┌────────
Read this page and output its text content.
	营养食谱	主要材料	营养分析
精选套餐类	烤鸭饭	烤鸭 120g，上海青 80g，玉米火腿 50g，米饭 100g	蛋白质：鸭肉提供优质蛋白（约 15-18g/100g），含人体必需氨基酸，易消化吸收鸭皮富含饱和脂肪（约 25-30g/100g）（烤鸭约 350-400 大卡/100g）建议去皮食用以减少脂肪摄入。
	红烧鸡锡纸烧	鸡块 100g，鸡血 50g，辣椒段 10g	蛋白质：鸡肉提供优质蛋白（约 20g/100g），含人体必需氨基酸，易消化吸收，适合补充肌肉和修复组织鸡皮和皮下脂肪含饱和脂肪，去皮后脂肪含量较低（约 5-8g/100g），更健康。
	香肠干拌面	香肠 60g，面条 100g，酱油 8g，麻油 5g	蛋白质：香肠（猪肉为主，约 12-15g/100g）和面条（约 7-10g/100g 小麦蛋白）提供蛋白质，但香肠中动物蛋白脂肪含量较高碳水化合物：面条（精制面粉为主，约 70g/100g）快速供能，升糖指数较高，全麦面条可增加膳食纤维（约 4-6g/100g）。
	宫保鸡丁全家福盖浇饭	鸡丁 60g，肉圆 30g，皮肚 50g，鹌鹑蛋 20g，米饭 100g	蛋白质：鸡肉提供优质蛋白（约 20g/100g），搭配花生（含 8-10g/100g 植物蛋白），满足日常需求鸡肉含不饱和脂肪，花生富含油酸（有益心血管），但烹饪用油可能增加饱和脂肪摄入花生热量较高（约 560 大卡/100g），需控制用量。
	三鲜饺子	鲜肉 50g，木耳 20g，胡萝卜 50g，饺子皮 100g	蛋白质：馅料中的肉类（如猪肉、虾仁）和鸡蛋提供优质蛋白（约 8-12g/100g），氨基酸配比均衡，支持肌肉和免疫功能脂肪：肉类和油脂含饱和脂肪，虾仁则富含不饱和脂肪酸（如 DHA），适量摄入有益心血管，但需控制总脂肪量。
└────────
- What to work on -
Take the lines above and print them exactly.

- The completed task -
Read this page and output its text content.
	营养食谱	主要材料	营养分析
精选套餐类	烤鸭饭	烤鸭 120g，上海青 80g，玉米火腿 50g，米饭 100g	蛋白质：鸭肉提供优质蛋白（约 15-18g/100g），含人体必需氨基酸，易消化吸收鸭皮富含饱和脂肪（约 25-30g/100g）（烤鸭约 350-400 大卡/100g）建议去皮食用以减少脂肪摄入。
	红烧鸡锡纸烧	鸡块 100g，鸡血 50g，辣椒段 10g	蛋白质：鸡肉提供优质蛋白（约 20g/100g），含人体必需氨基酸，易消化吸收，适合补充肌肉和修复组织鸡皮和皮下脂肪含饱和脂肪，去皮后脂肪含量较低（约 5-8g/100g），更健康。
	香肠干拌面	香肠 60g，面条 100g，酱油 8g，麻油 5g	蛋白质：香肠（猪肉为主，约 12-15g/100g）和面条（约 7-10g/100g 小麦蛋白）提供蛋白质，但香肠中动物蛋白脂肪含量较高碳水化合物：面条（精制面粉为主，约 70g/100g）快速供能，升糖指数较高，全麦面条可增加膳食纤维（约 4-6g/100g）。
	宫保鸡丁全家福盖浇饭	鸡丁 60g，肉圆 30g，皮肚 50g，鹌鹑蛋 20g，米饭 100g	蛋白质：鸡肉提供优质蛋白（约 20g/100g），搭配花生（含 8-10g/100g 植物蛋白），满足日常需求鸡肉含不饱和脂肪，花生富含油酸（有益心血管），但烹饪用油可能增加饱和脂肪摄入花生热量较高（约 560 大卡/100g），需控制用量。
	三鲜饺子	鲜肉 50g，木耳 20g，胡萝卜 50g，饺子皮 100g	蛋白质：馅料中的肉类（如猪肉、虾仁）和鸡蛋提供优质蛋白（约 8-12g/100g），氨基酸配比均衡，支持肌肉和免疫功能脂肪：肉类和油脂含饱和脂肪，虾仁则富含不饱和脂肪酸（如 DHA），适量摄入有益心血管，但需控制总脂肪量。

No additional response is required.